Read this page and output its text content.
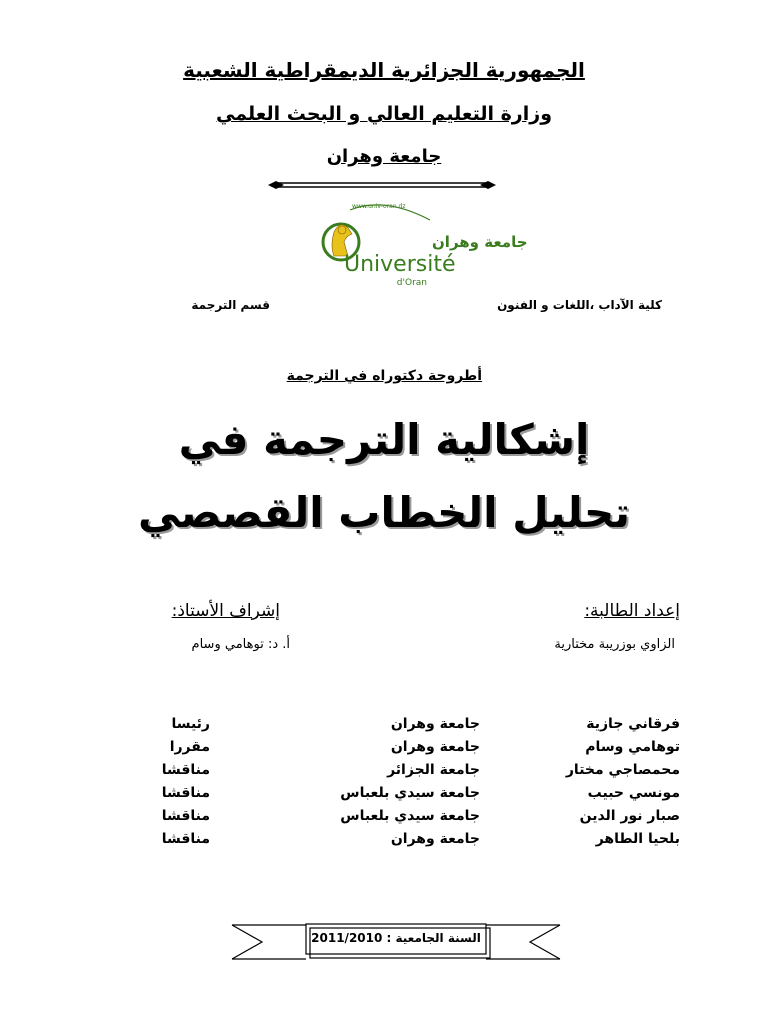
الجمهورية الجزائرية الديمقراطية الشعبية
وزارة التعليم العالي و البحث العلمي
جامعة وهران
www.univ-oran.dz
جامعة وهران
Université
d'Oran
كلية الآداب ،اللغات و الفنون
قسم الترجمة
أطروحة دكتوراه في الترجمة
إشكالية الترجمة في
تحليل الخطاب القصصي
إعداد الطالبة:
إشراف الأستاذ:
الزاوي بوزريبة مختارية
أ. د: توهامي وسام
فرقاني جازية
جامعة وهران
رئيسا
توهامي وسام
جامعة وهران
مقررا
محمصاجي مختار
جامعة الجزائر
مناقشا
مونسي حبيب
جامعة سيدي بلعباس
مناقشا
صبار نور الدين
جامعة سيدي بلعباس
مناقشا
بلحيا الطاهر
جامعة وهران
مناقشا
السنة الجامعية : 2011/2010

----------------------------------------

- _WORK TO BE COMPLETED_
In the entries above, find each line with the string "الترجمة" and copy it.

- _RESULT FOR THIS EXERCISE_
قسم الترجمة
أطروحة دكتوراه في الترجمة
إشكالية الترجمة في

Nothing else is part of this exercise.